> _WORK TO COMPLETE_
In the following material, identify every line holding the string "Median" and return it.

[Data tied to figure images]
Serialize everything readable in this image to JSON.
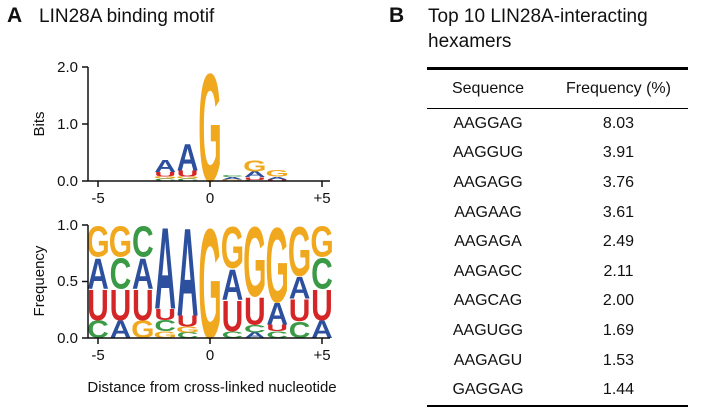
{
  "panel_a": {
    "letter": "A",
    "title": "LIN28A binding motif"
  },
  "panel_b": {
    "letter": "B",
    "title_line1": "Top 10 LIN28A-interacting",
    "title_line2": "hexamers",
    "table": {
      "headers": [
        "Sequence",
        "Frequency (%)"
      ],
      "rows": [
        [
          "AAGGAG",
          "8.03"
        ],
        [
          "AAGGUG",
          "3.91"
        ],
        [
          "AAGAGG",
          "3.76"
        ],
        [
          "AAGAAG",
          "3.61"
        ],
        [
          "AAGAGA",
          "2.49"
        ],
        [
          "AAGAGC",
          "2.11"
        ],
        [
          "AAGCAG",
          "2.00"
        ],
        [
          "AAGUGG",
          "1.69"
        ],
        [
          "AAGAGU",
          "1.53"
        ],
        [
          "GAGGAG",
          "1.44"
        ]
      ]
    }
  },
  "colors": {
    "A": "#2c4f9e",
    "C": "#3a9a46",
    "G": "#f0a81e",
    "U": "#d42626"
  },
  "chart_data": [
    {
      "type": "sequence-logo",
      "ylabel": "Bits",
      "xlabel": "",
      "ylim": [
        0,
        2
      ],
      "yticks": [
        "0.0",
        "1.0",
        "2.0"
      ],
      "xticks": [
        "-5",
        "0",
        "+5"
      ],
      "positions": [
        -5,
        -4,
        -3,
        -2,
        -1,
        0,
        1,
        2,
        3,
        4,
        5
      ],
      "stacks": [
        [],
        [],
        [],
        [
          [
            "C",
            0.04
          ],
          [
            "G",
            0.04
          ],
          [
            "U",
            0.08
          ],
          [
            "A",
            0.22
          ]
        ],
        [
          [
            "C",
            0.04
          ],
          [
            "G",
            0.04
          ],
          [
            "U",
            0.1
          ],
          [
            "A",
            0.48
          ]
        ],
        [
          [
            "G",
            1.95
          ]
        ],
        [
          [
            "G",
            0.03
          ],
          [
            "A",
            0.04
          ],
          [
            "C",
            0.03
          ]
        ],
        [
          [
            "C",
            0.02
          ],
          [
            "U",
            0.05
          ],
          [
            "A",
            0.1
          ],
          [
            "G",
            0.2
          ]
        ],
        [
          [
            "U",
            0.03
          ],
          [
            "A",
            0.05
          ],
          [
            "G",
            0.12
          ]
        ],
        [],
        []
      ]
    },
    {
      "type": "sequence-logo",
      "ylabel": "Frequency",
      "xlabel": "Distance from cross-linked nucleotide",
      "ylim": [
        0,
        1
      ],
      "yticks": [
        "0.0",
        "0.5",
        "1.0"
      ],
      "xticks": [
        "-5",
        "0",
        "+5"
      ],
      "positions": [
        -5,
        -4,
        -3,
        -2,
        -1,
        0,
        1,
        2,
        3,
        4,
        5
      ],
      "stacks": [
        [
          [
            "C",
            0.16
          ],
          [
            "U",
            0.28
          ],
          [
            "A",
            0.28
          ],
          [
            "G",
            0.28
          ]
        ],
        [
          [
            "A",
            0.16
          ],
          [
            "U",
            0.28
          ],
          [
            "C",
            0.28
          ],
          [
            "G",
            0.28
          ]
        ],
        [
          [
            "G",
            0.16
          ],
          [
            "U",
            0.28
          ],
          [
            "A",
            0.28
          ],
          [
            "C",
            0.28
          ]
        ],
        [
          [
            "G",
            0.06
          ],
          [
            "C",
            0.1
          ],
          [
            "U",
            0.1
          ],
          [
            "A",
            0.74
          ]
        ],
        [
          [
            "C",
            0.05
          ],
          [
            "G",
            0.05
          ],
          [
            "U",
            0.1
          ],
          [
            "A",
            0.8
          ]
        ],
        [
          [
            "G",
            1.0
          ]
        ],
        [
          [
            "C",
            0.06
          ],
          [
            "U",
            0.28
          ],
          [
            "A",
            0.28
          ],
          [
            "G",
            0.38
          ]
        ],
        [
          [
            "A",
            0.05
          ],
          [
            "C",
            0.07
          ],
          [
            "U",
            0.25
          ],
          [
            "G",
            0.63
          ]
        ],
        [
          [
            "C",
            0.06
          ],
          [
            "U",
            0.06
          ],
          [
            "A",
            0.2
          ],
          [
            "G",
            0.68
          ]
        ],
        [
          [
            "C",
            0.15
          ],
          [
            "U",
            0.2
          ],
          [
            "A",
            0.2
          ],
          [
            "G",
            0.45
          ]
        ],
        [
          [
            "A",
            0.16
          ],
          [
            "U",
            0.28
          ],
          [
            "C",
            0.28
          ],
          [
            "G",
            0.28
          ]
        ]
      ]
    }
  ]
}
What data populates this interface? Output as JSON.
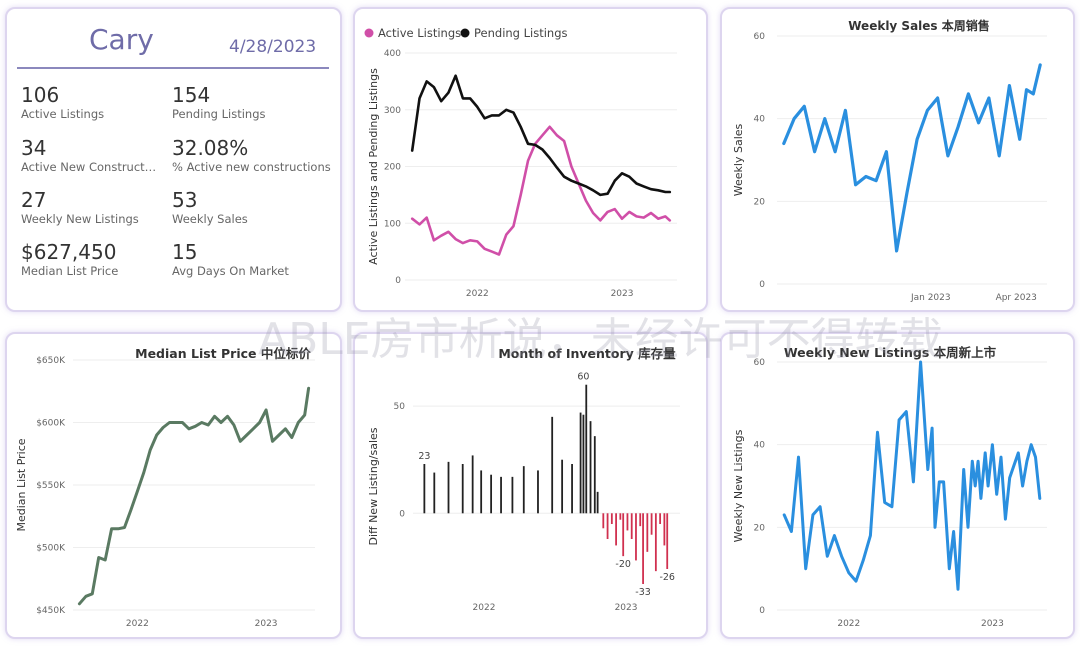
{
  "summary": {
    "city": "Cary",
    "date": "4/28/2023",
    "kpis": [
      {
        "value": "106",
        "label": "Active Listings"
      },
      {
        "value": "154",
        "label": "Pending Listings"
      },
      {
        "value": "34",
        "label": "Active New Constructi..."
      },
      {
        "value": "32.08%",
        "label": "% Active new constructions"
      },
      {
        "value": "27",
        "label": "Weekly New Listings"
      },
      {
        "value": "53",
        "label": "Weekly Sales"
      },
      {
        "value": "$627,450",
        "label": "Median List Price"
      },
      {
        "value": "15",
        "label": "Avg Days On Market"
      }
    ]
  },
  "watermark": "ABLE房市析说，未经许可不得转载",
  "colors": {
    "active": "#d04fa8",
    "pending": "#111111",
    "blue": "#2a8fdf",
    "green": "#5a7a62",
    "bar_pos": "#222222",
    "bar_neg": "#d0304f"
  },
  "chart_data": [
    {
      "type": "line",
      "title": "",
      "legend": [
        "Active Listings",
        "Pending Listings"
      ],
      "legend_position": "top-left",
      "ylabel": "Active Listings and Pending Listings",
      "xlabel": "",
      "x": [
        2021.55,
        2021.6,
        2021.65,
        2021.7,
        2021.75,
        2021.8,
        2021.85,
        2021.9,
        2021.95,
        2022.0,
        2022.05,
        2022.1,
        2022.15,
        2022.2,
        2022.25,
        2022.3,
        2022.35,
        2022.4,
        2022.45,
        2022.5,
        2022.55,
        2022.6,
        2022.65,
        2022.7,
        2022.75,
        2022.8,
        2022.85,
        2022.9,
        2022.95,
        2023.0,
        2023.05,
        2023.1,
        2023.15,
        2023.2,
        2023.25,
        2023.3,
        2023.33
      ],
      "xticks": [
        "2022",
        "2023"
      ],
      "xtick_values": [
        2022.0,
        2023.0
      ],
      "ylim": [
        0,
        400
      ],
      "yticks": [
        0,
        100,
        200,
        300,
        400
      ],
      "series": [
        {
          "name": "Active Listings",
          "color": "#d04fa8",
          "values": [
            108,
            98,
            110,
            70,
            78,
            85,
            72,
            65,
            70,
            68,
            55,
            50,
            45,
            80,
            95,
            150,
            210,
            240,
            255,
            270,
            255,
            245,
            200,
            170,
            140,
            118,
            105,
            120,
            125,
            108,
            120,
            112,
            110,
            118,
            108,
            112,
            105
          ]
        },
        {
          "name": "Pending Listings",
          "color": "#111111",
          "values": [
            228,
            320,
            350,
            340,
            315,
            330,
            360,
            320,
            320,
            305,
            285,
            290,
            290,
            300,
            295,
            270,
            240,
            238,
            230,
            215,
            198,
            182,
            175,
            170,
            165,
            158,
            150,
            152,
            175,
            188,
            182,
            170,
            165,
            160,
            158,
            155,
            155
          ]
        }
      ]
    },
    {
      "type": "line",
      "title": "Weekly Sales 本周销售",
      "ylabel": "Weekly Sales",
      "xlabel": "",
      "xticks": [
        "Jan 2023",
        "Apr 2023"
      ],
      "xtick_values": [
        2023.0,
        2023.25
      ],
      "ylim": [
        0,
        60
      ],
      "yticks": [
        0,
        20,
        40,
        60
      ],
      "x": [
        2022.57,
        2022.6,
        2022.63,
        2022.66,
        2022.69,
        2022.72,
        2022.75,
        2022.78,
        2022.81,
        2022.84,
        2022.87,
        2022.9,
        2022.93,
        2022.96,
        2022.99,
        2023.02,
        2023.05,
        2023.08,
        2023.11,
        2023.14,
        2023.17,
        2023.2,
        2023.23,
        2023.26,
        2023.28,
        2023.3,
        2023.32
      ],
      "series": [
        {
          "name": "Weekly Sales",
          "color": "#2a8fdf",
          "values": [
            34,
            40,
            43,
            32,
            40,
            32,
            42,
            24,
            26,
            25,
            32,
            8,
            22,
            35,
            42,
            45,
            31,
            38,
            46,
            39,
            45,
            31,
            48,
            35,
            47,
            46,
            53
          ]
        }
      ]
    },
    {
      "type": "line",
      "title": "Median List Price  中位标价",
      "ylabel": "Median List Price",
      "xlabel": "",
      "xticks": [
        "2022",
        "2023"
      ],
      "xtick_values": [
        2022.0,
        2023.0
      ],
      "ylim": [
        450000,
        650000
      ],
      "yticks": [
        "$450K",
        "$500K",
        "$550K",
        "$600K",
        "$650K"
      ],
      "ytick_values": [
        450000,
        500000,
        550000,
        600000,
        650000
      ],
      "x": [
        2021.55,
        2021.6,
        2021.65,
        2021.7,
        2021.75,
        2021.8,
        2021.85,
        2021.9,
        2021.95,
        2022.0,
        2022.05,
        2022.1,
        2022.15,
        2022.2,
        2022.25,
        2022.3,
        2022.35,
        2022.4,
        2022.45,
        2022.5,
        2022.55,
        2022.6,
        2022.65,
        2022.7,
        2022.75,
        2022.8,
        2022.85,
        2022.9,
        2022.95,
        2023.0,
        2023.05,
        2023.1,
        2023.15,
        2023.2,
        2023.25,
        2023.3,
        2023.33
      ],
      "series": [
        {
          "name": "Median List Price",
          "color": "#5a7a62",
          "values": [
            455000,
            461000,
            463000,
            492000,
            490000,
            515000,
            515000,
            516000,
            530000,
            545000,
            560000,
            578000,
            590000,
            596000,
            600000,
            600000,
            600000,
            595000,
            597000,
            600000,
            598000,
            605000,
            600000,
            605000,
            598000,
            585000,
            590000,
            595000,
            600000,
            610000,
            585000,
            590000,
            595000,
            588000,
            600000,
            606000,
            627450
          ]
        }
      ]
    },
    {
      "type": "bar",
      "title": "Month of Inventory 库存量",
      "ylabel": "Diff New Listing/sales",
      "xlabel": "",
      "xticks": [
        "2022",
        "2023"
      ],
      "xtick_values": [
        2022.0,
        2023.0
      ],
      "ylim": [
        -40,
        65
      ],
      "yticks": [
        0,
        50
      ],
      "data_labels": [
        {
          "x": 2021.58,
          "value": 23
        },
        {
          "x": 2022.7,
          "value": 60
        },
        {
          "x": 2022.98,
          "value": -20
        },
        {
          "x": 2023.12,
          "value": -33
        },
        {
          "x": 2023.29,
          "value": -26
        }
      ],
      "x": [
        2021.58,
        2021.65,
        2021.75,
        2021.85,
        2021.92,
        2021.98,
        2022.05,
        2022.12,
        2022.2,
        2022.28,
        2022.38,
        2022.48,
        2022.55,
        2022.62,
        2022.68,
        2022.7,
        2022.72,
        2022.75,
        2022.78,
        2022.8,
        2022.84,
        2022.87,
        2022.9,
        2022.93,
        2022.96,
        2022.98,
        2023.01,
        2023.04,
        2023.07,
        2023.1,
        2023.12,
        2023.15,
        2023.18,
        2023.21,
        2023.24,
        2023.27,
        2023.29
      ],
      "values": [
        23,
        19,
        24,
        23,
        27,
        20,
        18,
        17,
        17,
        22,
        20,
        45,
        25,
        23,
        47,
        46,
        60,
        43,
        36,
        10,
        -7,
        -12,
        -5,
        -15,
        -3,
        -20,
        -8,
        -12,
        -22,
        -6,
        -33,
        -18,
        -10,
        -27,
        -5,
        -15,
        -26
      ]
    },
    {
      "type": "line",
      "title": "Weekly New Listings  本周新上市",
      "ylabel": "Weekly New Listings",
      "xlabel": "",
      "xticks": [
        "2022",
        "2023"
      ],
      "xtick_values": [
        2022.0,
        2023.0
      ],
      "ylim": [
        0,
        60
      ],
      "yticks": [
        0,
        20,
        40,
        60
      ],
      "x": [
        2021.55,
        2021.6,
        2021.65,
        2021.7,
        2021.75,
        2021.8,
        2021.85,
        2021.9,
        2021.95,
        2022.0,
        2022.05,
        2022.1,
        2022.15,
        2022.2,
        2022.25,
        2022.3,
        2022.35,
        2022.4,
        2022.45,
        2022.5,
        2022.55,
        2022.58,
        2022.6,
        2022.63,
        2022.66,
        2022.7,
        2022.73,
        2022.76,
        2022.8,
        2022.83,
        2022.86,
        2022.88,
        2022.9,
        2022.92,
        2022.95,
        2022.97,
        2023.0,
        2023.03,
        2023.06,
        2023.09,
        2023.12,
        2023.15,
        2023.18,
        2023.21,
        2023.24,
        2023.27,
        2023.3,
        2023.33
      ],
      "series": [
        {
          "name": "Weekly New Listings",
          "color": "#2a8fdf",
          "values": [
            23,
            19,
            37,
            10,
            23,
            25,
            13,
            18,
            13,
            9,
            7,
            12,
            18,
            43,
            26,
            25,
            46,
            48,
            31,
            60,
            34,
            44,
            20,
            31,
            31,
            10,
            19,
            5,
            34,
            20,
            36,
            30,
            36,
            27,
            38,
            30,
            40,
            28,
            37,
            22,
            32,
            35,
            38,
            30,
            36,
            40,
            37,
            27
          ]
        }
      ]
    }
  ]
}
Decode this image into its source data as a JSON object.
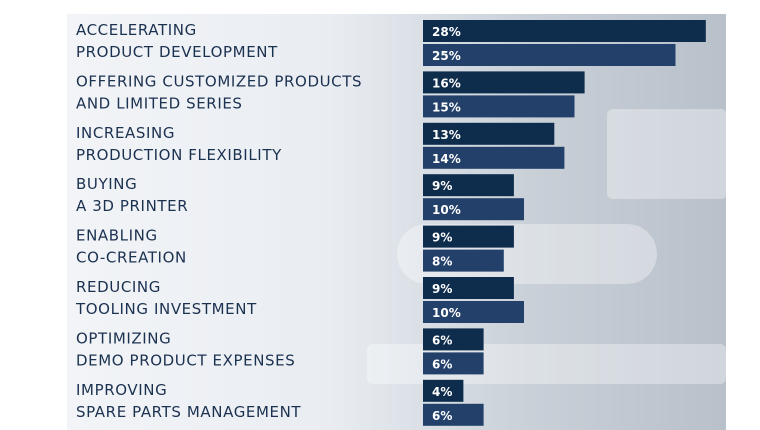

> _FINISHED EXERCISE_
        "label": "Median List Price"
      "title": "Median List Price  中位标价",
      "ylabel": "Median List Price",
          "name": "Median List Price",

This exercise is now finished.